■ WHAT TO DO: Return the records exactly as they are.

■ MATERIAL FOR THIS EXERCISE:
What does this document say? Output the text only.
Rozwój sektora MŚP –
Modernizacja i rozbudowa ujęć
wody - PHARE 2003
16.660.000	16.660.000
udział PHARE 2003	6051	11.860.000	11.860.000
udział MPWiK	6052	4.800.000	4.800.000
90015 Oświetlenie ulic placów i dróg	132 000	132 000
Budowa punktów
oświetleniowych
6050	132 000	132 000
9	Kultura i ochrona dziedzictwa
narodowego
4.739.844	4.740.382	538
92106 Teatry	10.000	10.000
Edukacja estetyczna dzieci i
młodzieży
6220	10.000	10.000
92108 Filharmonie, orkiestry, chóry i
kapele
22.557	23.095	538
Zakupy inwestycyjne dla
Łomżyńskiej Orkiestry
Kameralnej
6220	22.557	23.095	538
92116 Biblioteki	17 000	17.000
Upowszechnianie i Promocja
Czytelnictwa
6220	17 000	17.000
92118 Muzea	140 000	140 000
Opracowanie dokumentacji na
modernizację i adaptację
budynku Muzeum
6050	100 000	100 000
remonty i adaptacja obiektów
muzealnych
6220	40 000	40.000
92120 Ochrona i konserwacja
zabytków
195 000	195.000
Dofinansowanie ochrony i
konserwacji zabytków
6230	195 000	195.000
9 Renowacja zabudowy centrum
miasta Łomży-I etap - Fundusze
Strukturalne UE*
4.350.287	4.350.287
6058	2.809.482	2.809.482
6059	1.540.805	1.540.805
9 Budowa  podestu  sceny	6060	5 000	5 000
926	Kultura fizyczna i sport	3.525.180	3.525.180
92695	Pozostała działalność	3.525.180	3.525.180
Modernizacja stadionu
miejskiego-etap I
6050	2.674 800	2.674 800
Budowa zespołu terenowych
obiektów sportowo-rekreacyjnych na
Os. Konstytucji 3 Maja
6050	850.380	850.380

■ REPLY:
What does this document say? Output the text only.
Rozwój sektora MŚP –
Modernizacja i rozbudowa ujęć
wody - PHARE 2003
16.660.000	16.660.000
udział PHARE 2003	6051	11.860.000	11.860.000
udział MPWiK	6052	4.800.000	4.800.000
90015 Oświetlenie ulic placów i dróg	132 000	132 000
Budowa punktów
oświetleniowych
6050	132 000	132 000
9	Kultura i ochrona dziedzictwa
narodowego
4.739.844	4.740.382	538
92106 Teatry	10.000	10.000
Edukacja estetyczna dzieci i
młodzieży
6220	10.000	10.000
92108 Filharmonie, orkiestry, chóry i
kapele
22.557	23.095	538
Zakupy inwestycyjne dla
Łomżyńskiej Orkiestry
Kameralnej
6220	22.557	23.095	538
92116 Biblioteki	17 000	17.000
Upowszechnianie i Promocja
Czytelnictwa
6220	17 000	17.000
92118 Muzea	140 000	140 000
Opracowanie dokumentacji na
modernizację i adaptację
budynku Muzeum
6050	100 000	100 000
remonty i adaptacja obiektów
muzealnych
6220	40 000	40.000
92120 Ochrona i konserwacja
zabytków
195 000	195.000
Dofinansowanie ochrony i
konserwacji zabytków
6230	195 000	195.000
9 Renowacja zabudowy centrum
miasta Łomży-I etap - Fundusze
Strukturalne UE*
4.350.287	4.350.287
6058	2.809.482	2.809.482
6059	1.540.805	1.540.805
9 Budowa  podestu  sceny	6060	5 000	5 000
926	Kultura fizyczna i sport	3.525.180	3.525.180
92695	Pozostała działalność	3.525.180	3.525.180
Modernizacja stadionu
miejskiego-etap I
6050	2.674 800	2.674 800
Budowa zespołu terenowych
obiektów sportowo-rekreacyjnych na
Os. Konstytucji 3 Maja
6050	850.380	850.380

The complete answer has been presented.